Problem requirements:
In the records below, pick out all lines containing the word "nメッセージ".

****

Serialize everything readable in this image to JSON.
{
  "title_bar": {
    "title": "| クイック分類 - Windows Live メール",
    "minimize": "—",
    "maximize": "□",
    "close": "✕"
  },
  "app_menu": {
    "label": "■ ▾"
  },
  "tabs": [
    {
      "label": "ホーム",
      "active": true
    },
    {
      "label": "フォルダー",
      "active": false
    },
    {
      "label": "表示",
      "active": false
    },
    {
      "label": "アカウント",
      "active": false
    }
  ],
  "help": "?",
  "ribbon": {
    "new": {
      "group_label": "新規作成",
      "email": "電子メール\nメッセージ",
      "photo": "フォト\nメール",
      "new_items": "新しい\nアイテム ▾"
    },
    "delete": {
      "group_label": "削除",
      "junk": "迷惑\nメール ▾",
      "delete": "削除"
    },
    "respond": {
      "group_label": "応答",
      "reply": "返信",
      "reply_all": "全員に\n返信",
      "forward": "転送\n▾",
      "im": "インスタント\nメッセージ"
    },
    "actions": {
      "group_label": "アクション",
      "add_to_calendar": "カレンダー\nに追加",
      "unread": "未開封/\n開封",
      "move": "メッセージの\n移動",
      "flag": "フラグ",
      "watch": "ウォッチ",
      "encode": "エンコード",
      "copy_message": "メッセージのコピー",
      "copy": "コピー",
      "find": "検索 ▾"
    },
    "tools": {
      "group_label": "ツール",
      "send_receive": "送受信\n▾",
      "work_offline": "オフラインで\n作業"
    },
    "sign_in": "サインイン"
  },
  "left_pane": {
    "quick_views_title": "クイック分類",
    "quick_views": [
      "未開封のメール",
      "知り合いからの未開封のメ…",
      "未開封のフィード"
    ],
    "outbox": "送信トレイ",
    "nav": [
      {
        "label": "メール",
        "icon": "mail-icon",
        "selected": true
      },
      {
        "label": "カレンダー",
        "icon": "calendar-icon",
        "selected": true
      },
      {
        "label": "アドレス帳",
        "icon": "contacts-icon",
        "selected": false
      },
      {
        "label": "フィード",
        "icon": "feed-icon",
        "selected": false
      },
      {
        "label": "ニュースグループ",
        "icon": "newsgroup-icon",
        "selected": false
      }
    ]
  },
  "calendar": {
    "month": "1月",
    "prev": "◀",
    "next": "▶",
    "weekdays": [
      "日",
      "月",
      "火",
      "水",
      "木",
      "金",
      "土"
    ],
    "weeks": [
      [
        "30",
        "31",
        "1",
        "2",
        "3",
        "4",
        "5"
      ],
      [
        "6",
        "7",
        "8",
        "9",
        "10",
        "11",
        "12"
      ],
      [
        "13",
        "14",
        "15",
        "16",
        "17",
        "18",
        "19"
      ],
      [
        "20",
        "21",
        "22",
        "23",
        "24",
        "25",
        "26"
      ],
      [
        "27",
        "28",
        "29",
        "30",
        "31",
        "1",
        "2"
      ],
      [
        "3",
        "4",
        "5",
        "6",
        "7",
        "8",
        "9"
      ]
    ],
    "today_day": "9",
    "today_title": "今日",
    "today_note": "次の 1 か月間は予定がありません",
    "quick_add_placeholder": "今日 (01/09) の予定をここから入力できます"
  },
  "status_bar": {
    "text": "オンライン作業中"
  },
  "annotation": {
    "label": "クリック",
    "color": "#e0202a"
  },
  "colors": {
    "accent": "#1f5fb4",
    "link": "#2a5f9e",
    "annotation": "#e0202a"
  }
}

****

Exercise answer:
      "email": "電子メール\nメッセージ",
      "im": "インスタント\nメッセージ"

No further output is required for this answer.